Brief :: Reproduce all the lines exactly as they stand, apart from the pictures.

Information provided ::
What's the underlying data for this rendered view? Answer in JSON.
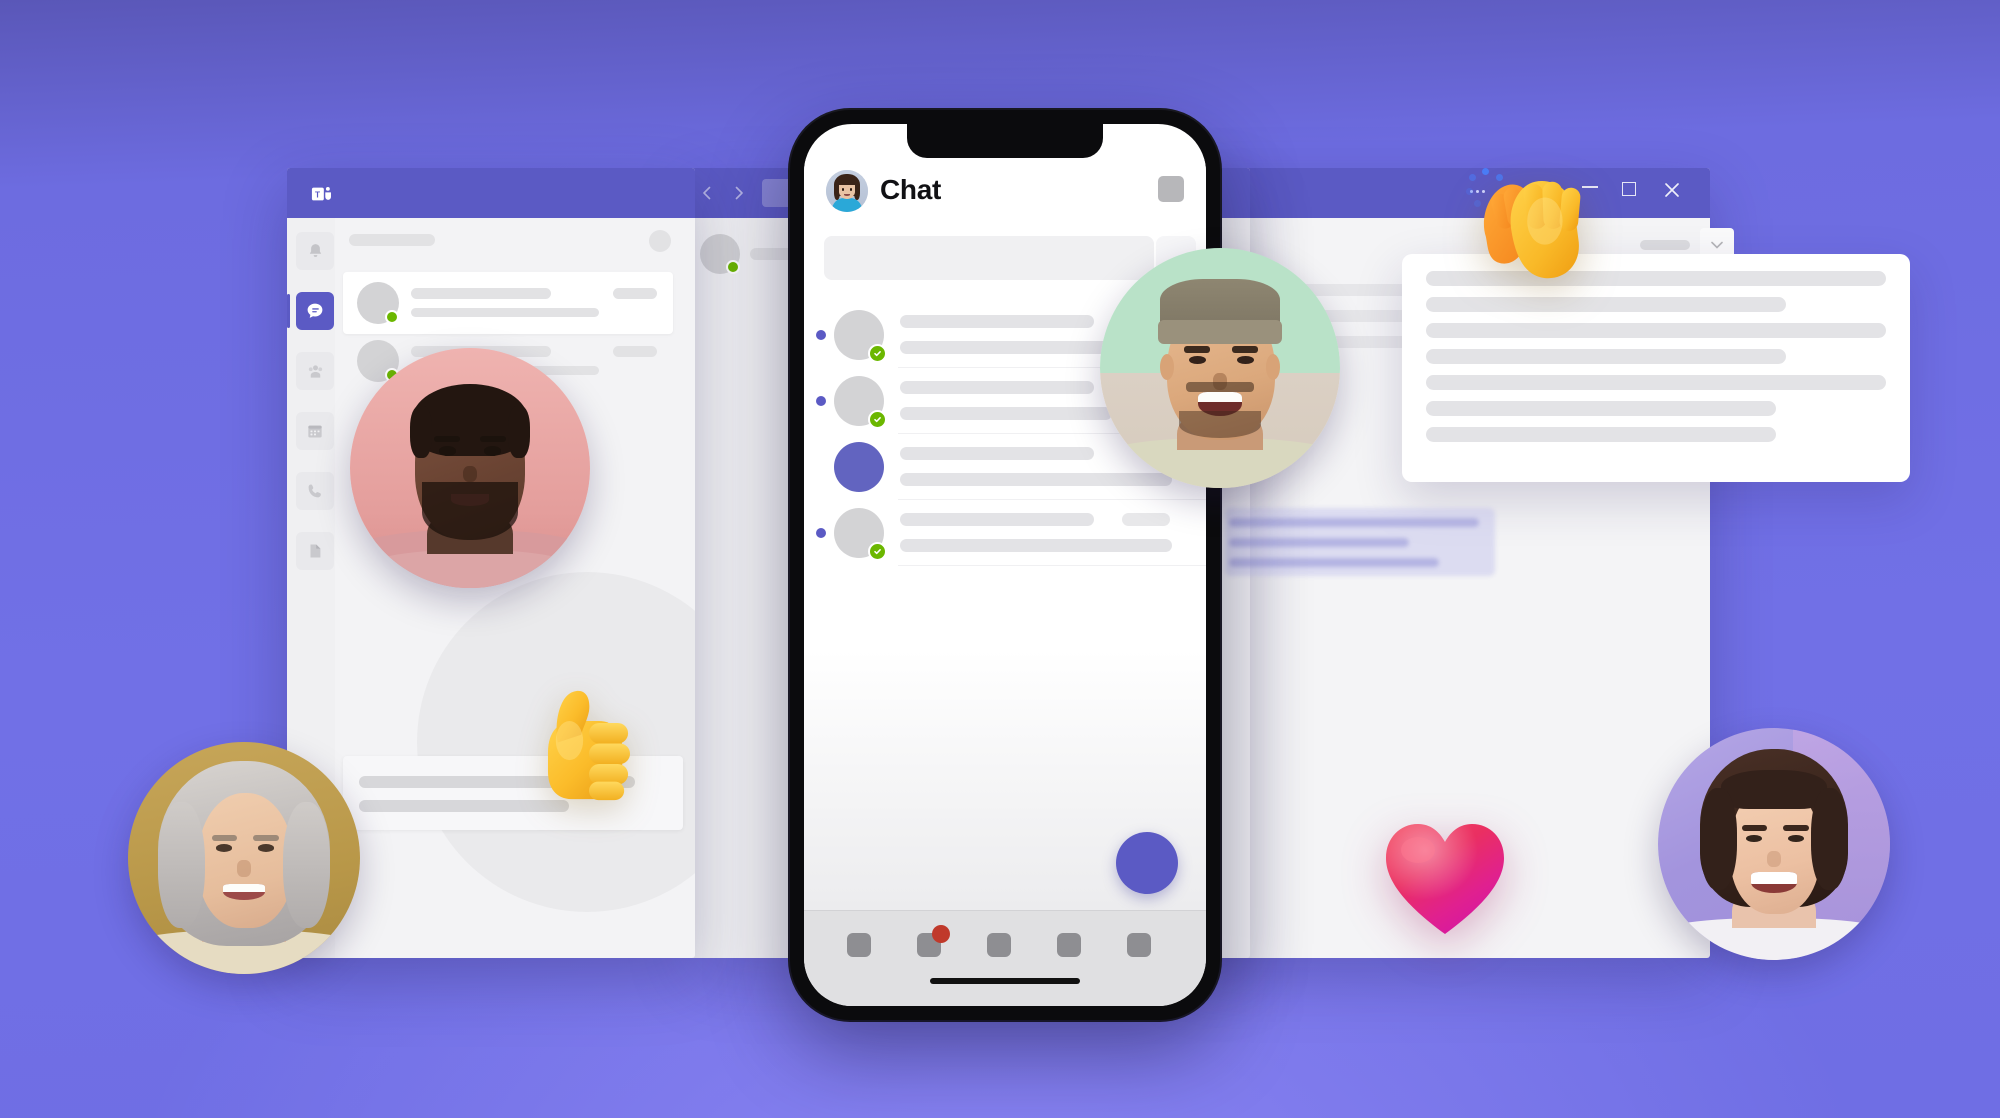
{
  "meta": {
    "scene_title": "Microsoft Teams chat across desktop and mobile",
    "background_color_top": "#5a57b8",
    "background_color_main": "#7170e6",
    "accent_purple": "#5b5ac4",
    "presence_green": "#6bb700",
    "badge_red": "#c0392b"
  },
  "desktop_window": {
    "titlebar": {
      "app_logo_name": "microsoft-teams-logo",
      "back_label": "‹",
      "forward_label": "›",
      "search_placeholder": "",
      "more_options_label": "···",
      "minimize_label": "—",
      "maximize_label": "□",
      "close_label": "✕"
    },
    "app_rail": [
      {
        "name": "activity",
        "icon": "bell-icon",
        "active": false
      },
      {
        "name": "chat",
        "icon": "chat-icon",
        "active": true
      },
      {
        "name": "teams",
        "icon": "people-icon",
        "active": false
      },
      {
        "name": "calendar",
        "icon": "calendar-icon",
        "active": false
      },
      {
        "name": "calls",
        "icon": "phone-icon",
        "active": false
      },
      {
        "name": "files",
        "icon": "file-icon",
        "active": false
      }
    ],
    "chat_list": [
      {
        "selected": true,
        "presence": "available",
        "has_timestamp": true
      },
      {
        "selected": false,
        "presence": "available",
        "has_timestamp": true
      },
      {
        "selected": false,
        "presence": "available",
        "has_timestamp": false
      }
    ]
  },
  "second_window": {
    "header_presence": "available"
  },
  "right_window": {
    "card_lines": [
      460,
      360,
      460,
      360,
      460,
      350,
      350
    ]
  },
  "phone": {
    "header": {
      "avatar_name": "profile-avatar",
      "title": "Chat",
      "action_icon": "new-chat-icon"
    },
    "search": {
      "placeholder": "",
      "filter_icon": "filter-icon"
    },
    "chat_list": [
      {
        "unread": true,
        "presence": "available",
        "avatar_style": "grey",
        "timestamp": false
      },
      {
        "unread": true,
        "presence": "available",
        "avatar_style": "grey",
        "timestamp": false
      },
      {
        "unread": false,
        "presence": "none",
        "avatar_style": "accent",
        "timestamp": false
      },
      {
        "unread": true,
        "presence": "available",
        "avatar_style": "grey",
        "timestamp": true
      }
    ],
    "fab": {
      "name": "new-chat-fab"
    },
    "tabbar": [
      {
        "name": "activity-tab",
        "badge": null
      },
      {
        "name": "chat-tab",
        "badge": "unread"
      },
      {
        "name": "teams-tab",
        "badge": null
      },
      {
        "name": "calendar-tab",
        "badge": null
      },
      {
        "name": "more-tab",
        "badge": null
      }
    ],
    "home_indicator": true
  },
  "people": [
    {
      "id": "person-man-pink",
      "description": "Smiling man in pink sweater",
      "bg": "#e8a6a4"
    },
    {
      "id": "person-man-beanie",
      "description": "Smiling man wearing a beanie hat",
      "bg": "#bfe3cc"
    },
    {
      "id": "person-senior-woman",
      "description": "Smiling senior woman, grey curls",
      "bg": "#bb9a4f"
    },
    {
      "id": "person-short-hair",
      "description": "Smiling person with short dark hair",
      "bg": "#a79ae0"
    }
  ],
  "reactions": [
    {
      "id": "thumbs-up-emoji",
      "glyph": "👍",
      "label": "Thumbs up"
    },
    {
      "id": "clapping-hands-emoji",
      "glyph": "👏",
      "label": "Clapping hands"
    },
    {
      "id": "heart-emoji",
      "glyph": "❤️",
      "label": "Heart"
    }
  ]
}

Task solution ::
What's the underlying data for this rendered view? Answer in JSON.
{
  "meta": {
    "scene_title": "Microsoft Teams chat across desktop and mobile",
    "background_color_top": "#5a57b8",
    "background_color_main": "#7170e6",
    "accent_purple": "#5b5ac4",
    "presence_green": "#6bb700",
    "badge_red": "#c0392b"
  },
  "desktop_window": {
    "titlebar": {
      "app_logo_name": "microsoft-teams-logo",
      "back_label": "‹",
      "forward_label": "›",
      "search_placeholder": "",
      "more_options_label": "···",
      "minimize_label": "—",
      "maximize_label": "□",
      "close_label": "✕"
    },
    "app_rail": [
      {
        "name": "activity",
        "icon": "bell-icon",
        "active": false
      },
      {
        "name": "chat",
        "icon": "chat-icon",
        "active": true
      },
      {
        "name": "teams",
        "icon": "people-icon",
        "active": false
      },
      {
        "name": "calendar",
        "icon": "calendar-icon",
        "active": false
      },
      {
        "name": "calls",
        "icon": "phone-icon",
        "active": false
      },
      {
        "name": "files",
        "icon": "file-icon",
        "active": false
      }
    ],
    "chat_list": [
      {
        "selected": true,
        "presence": "available",
        "has_timestamp": true
      },
      {
        "selected": false,
        "presence": "available",
        "has_timestamp": true
      },
      {
        "selected": false,
        "presence": "available",
        "has_timestamp": false
      }
    ]
  },
  "second_window": {
    "header_presence": "available"
  },
  "right_window": {
    "card_lines": [
      460,
      360,
      460,
      360,
      460,
      350,
      350
    ]
  },
  "phone": {
    "header": {
      "avatar_name": "profile-avatar",
      "title": "Chat",
      "action_icon": "new-chat-icon"
    },
    "search": {
      "placeholder": "",
      "filter_icon": "filter-icon"
    },
    "chat_list": [
      {
        "unread": true,
        "presence": "available",
        "avatar_style": "grey",
        "timestamp": false
      },
      {
        "unread": true,
        "presence": "available",
        "avatar_style": "grey",
        "timestamp": false
      },
      {
        "unread": false,
        "presence": "none",
        "avatar_style": "accent",
        "timestamp": false
      },
      {
        "unread": true,
        "presence": "available",
        "avatar_style": "grey",
        "timestamp": true
      }
    ],
    "fab": {
      "name": "new-chat-fab"
    },
    "tabbar": [
      {
        "name": "activity-tab",
        "badge": null
      },
      {
        "name": "chat-tab",
        "badge": "unread"
      },
      {
        "name": "teams-tab",
        "badge": null
      },
      {
        "name": "calendar-tab",
        "badge": null
      },
      {
        "name": "more-tab",
        "badge": null
      }
    ],
    "home_indicator": true
  },
  "people": [
    {
      "id": "person-man-pink",
      "description": "Smiling man in pink sweater",
      "bg": "#e8a6a4"
    },
    {
      "id": "person-man-beanie",
      "description": "Smiling man wearing a beanie hat",
      "bg": "#bfe3cc"
    },
    {
      "id": "person-senior-woman",
      "description": "Smiling senior woman, grey curls",
      "bg": "#bb9a4f"
    },
    {
      "id": "person-short-hair",
      "description": "Smiling person with short dark hair",
      "bg": "#a79ae0"
    }
  ],
  "reactions": [
    {
      "id": "thumbs-up-emoji",
      "glyph": "👍",
      "label": "Thumbs up"
    },
    {
      "id": "clapping-hands-emoji",
      "glyph": "👏",
      "label": "Clapping hands"
    },
    {
      "id": "heart-emoji",
      "glyph": "❤️",
      "label": "Heart"
    }
  ]
}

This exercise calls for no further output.